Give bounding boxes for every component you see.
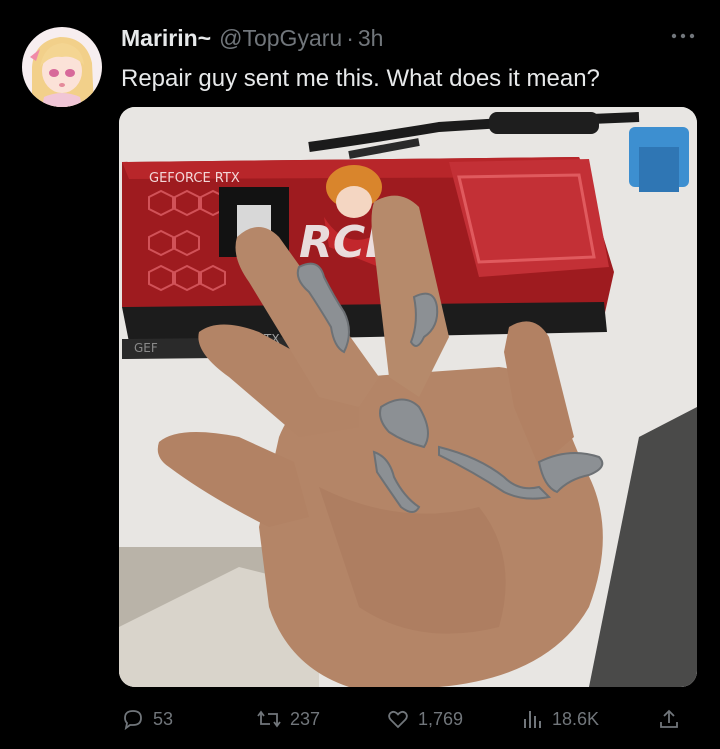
retweet-count: 237 <box>290 708 321 729</box>
reply-count: 53 <box>153 708 174 729</box>
reply-button[interactable]: 53 <box>121 700 173 738</box>
share-button[interactable] <box>657 700 689 738</box>
reply-bubble-icon <box>124 710 142 731</box>
tweet-media-image[interactable]: RCL GEFORCE RTX GEF TX <box>119 107 697 687</box>
retweet-button[interactable]: 237 <box>256 700 320 738</box>
handle[interactable]: @TopGyaru <box>219 25 342 52</box>
retweet-arrows-icon <box>257 710 281 728</box>
card-text-gef: GEF <box>134 341 158 355</box>
tweet-header: Maririn~ @TopGyaru · 3h <box>121 25 383 53</box>
bar-chart-icon <box>524 711 541 728</box>
timestamp[interactable]: 3h <box>358 25 384 52</box>
avatar[interactable] <box>22 27 102 107</box>
like-button[interactable]: 1,769 <box>386 700 463 738</box>
views-count: 18.6K <box>552 708 600 729</box>
separator-dot: · <box>346 25 354 51</box>
tweet: Maririn~ @TopGyaru · 3h Repair guy sent … <box>0 0 720 749</box>
more-dots-icon[interactable] <box>668 28 698 44</box>
tweet-text: Repair guy sent me this. What does it me… <box>121 65 600 92</box>
display-name[interactable]: Maririn~ <box>121 25 211 52</box>
like-count: 1,769 <box>418 708 464 729</box>
views-button[interactable]: 18.6K <box>520 700 599 738</box>
action-bar: 53 237 1,769 18.6K <box>0 700 720 738</box>
share-upload-icon <box>660 709 678 728</box>
card-text-geforce: GEFORCE RTX <box>149 171 240 186</box>
heart-icon <box>388 710 408 729</box>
• • • • •
[Directions for this task] Repeat every line of the items above verbatim, leaving out the pictures.

[Output]
Give bounding boxes for every component you see.
retweet-count: 237 <box>290 708 321 729</box>
reply-count: 53 <box>153 708 174 729</box>
reply-button[interactable]: 53 <box>121 700 173 738</box>
share-button[interactable] <box>657 700 689 738</box>
reply-bubble-icon <box>124 710 142 731</box>
tweet-media-image[interactable]: RCL GEFORCE RTX GEF TX <box>119 107 697 687</box>
retweet-button[interactable]: 237 <box>256 700 320 738</box>
handle[interactable]: @TopGyaru <box>219 25 342 52</box>
retweet-arrows-icon <box>257 710 281 728</box>
card-text-gef: GEF <box>134 341 158 355</box>
tweet-header: Maririn~ @TopGyaru · 3h <box>121 25 383 53</box>
bar-chart-icon <box>524 711 541 728</box>
timestamp[interactable]: 3h <box>358 25 384 52</box>
avatar[interactable] <box>22 27 102 107</box>
like-button[interactable]: 1,769 <box>386 700 463 738</box>
views-count: 18.6K <box>552 708 600 729</box>
separator-dot: · <box>346 25 354 51</box>
tweet: Maririn~ @TopGyaru · 3h Repair guy sent … <box>0 0 720 749</box>
more-dots-icon[interactable] <box>668 28 698 44</box>
tweet-text: Repair guy sent me this. What does it me… <box>121 65 600 92</box>
display-name[interactable]: Maririn~ <box>121 25 211 52</box>
like-count: 1,769 <box>418 708 464 729</box>
views-button[interactable]: 18.6K <box>520 700 599 738</box>
action-bar: 53 237 1,769 18.6K <box>0 700 720 738</box>
share-upload-icon <box>660 709 678 728</box>
card-text-geforce: GEFORCE RTX <box>149 171 240 186</box>
heart-icon <box>388 710 408 729</box>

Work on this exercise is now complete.